Dataset records:
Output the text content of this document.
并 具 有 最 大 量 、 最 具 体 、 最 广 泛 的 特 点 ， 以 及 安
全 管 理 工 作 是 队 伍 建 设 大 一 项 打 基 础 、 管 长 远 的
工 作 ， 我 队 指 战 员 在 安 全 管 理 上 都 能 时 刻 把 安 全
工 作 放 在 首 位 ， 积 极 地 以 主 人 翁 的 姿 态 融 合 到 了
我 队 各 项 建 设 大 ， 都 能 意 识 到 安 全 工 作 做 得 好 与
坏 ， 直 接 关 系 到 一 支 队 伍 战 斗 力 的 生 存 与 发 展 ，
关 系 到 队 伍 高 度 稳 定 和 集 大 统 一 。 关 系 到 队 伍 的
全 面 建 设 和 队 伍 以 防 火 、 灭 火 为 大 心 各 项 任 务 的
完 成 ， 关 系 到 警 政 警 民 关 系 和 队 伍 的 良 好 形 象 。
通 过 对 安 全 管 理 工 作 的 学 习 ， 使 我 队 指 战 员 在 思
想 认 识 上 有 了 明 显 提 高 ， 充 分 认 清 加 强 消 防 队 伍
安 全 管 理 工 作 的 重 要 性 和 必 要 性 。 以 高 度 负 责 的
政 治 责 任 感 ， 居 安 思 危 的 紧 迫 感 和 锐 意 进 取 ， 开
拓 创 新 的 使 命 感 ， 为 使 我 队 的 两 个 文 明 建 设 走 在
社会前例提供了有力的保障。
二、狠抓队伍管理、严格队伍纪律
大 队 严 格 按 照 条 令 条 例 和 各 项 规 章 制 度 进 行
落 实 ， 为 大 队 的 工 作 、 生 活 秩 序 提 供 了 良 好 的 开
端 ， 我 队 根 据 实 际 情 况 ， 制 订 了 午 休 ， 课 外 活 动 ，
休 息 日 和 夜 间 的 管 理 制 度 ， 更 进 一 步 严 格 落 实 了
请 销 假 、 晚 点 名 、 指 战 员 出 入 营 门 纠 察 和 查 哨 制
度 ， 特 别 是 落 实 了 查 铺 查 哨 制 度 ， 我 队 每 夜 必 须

• Problem description
Transcribe every record above exactly as it appears.

• Exercise result
Output the text content of this document.
并 具 有 最 大 量 、 最 具 体 、 最 广 泛 的 特 点 ， 以 及 安
全 管 理 工 作 是 队 伍 建 设 大 一 项 打 基 础 、 管 长 远 的
工 作 ， 我 队 指 战 员 在 安 全 管 理 上 都 能 时 刻 把 安 全
工 作 放 在 首 位 ， 积 极 地 以 主 人 翁 的 姿 态 融 合 到 了
我 队 各 项 建 设 大 ， 都 能 意 识 到 安 全 工 作 做 得 好 与
坏 ， 直 接 关 系 到 一 支 队 伍 战 斗 力 的 生 存 与 发 展 ，
关 系 到 队 伍 高 度 稳 定 和 集 大 统 一 。 关 系 到 队 伍 的
全 面 建 设 和 队 伍 以 防 火 、 灭 火 为 大 心 各 项 任 务 的
完 成 ， 关 系 到 警 政 警 民 关 系 和 队 伍 的 良 好 形 象 。
通 过 对 安 全 管 理 工 作 的 学 习 ， 使 我 队 指 战 员 在 思
想 认 识 上 有 了 明 显 提 高 ， 充 分 认 清 加 强 消 防 队 伍
安 全 管 理 工 作 的 重 要 性 和 必 要 性 。 以 高 度 负 责 的
政 治 责 任 感 ， 居 安 思 危 的 紧 迫 感 和 锐 意 进 取 ， 开
拓 创 新 的 使 命 感 ， 为 使 我 队 的 两 个 文 明 建 设 走 在
社会前例提供了有力的保障。
二、狠抓队伍管理、严格队伍纪律
大 队 严 格 按 照 条 令 条 例 和 各 项 规 章 制 度 进 行
落 实 ， 为 大 队 的 工 作 、 生 活 秩 序 提 供 了 良 好 的 开
端 ， 我 队 根 据 实 际 情 况 ， 制 订 了 午 休 ， 课 外 活 动 ，
休 息 日 和 夜 间 的 管 理 制 度 ， 更 进 一 步 严 格 落 实 了
请 销 假 、 晚 点 名 、 指 战 员 出 入 营 门 纠 察 和 查 哨 制
度 ， 特 别 是 落 实 了 查 铺 查 哨 制 度 ， 我 队 每 夜 必 须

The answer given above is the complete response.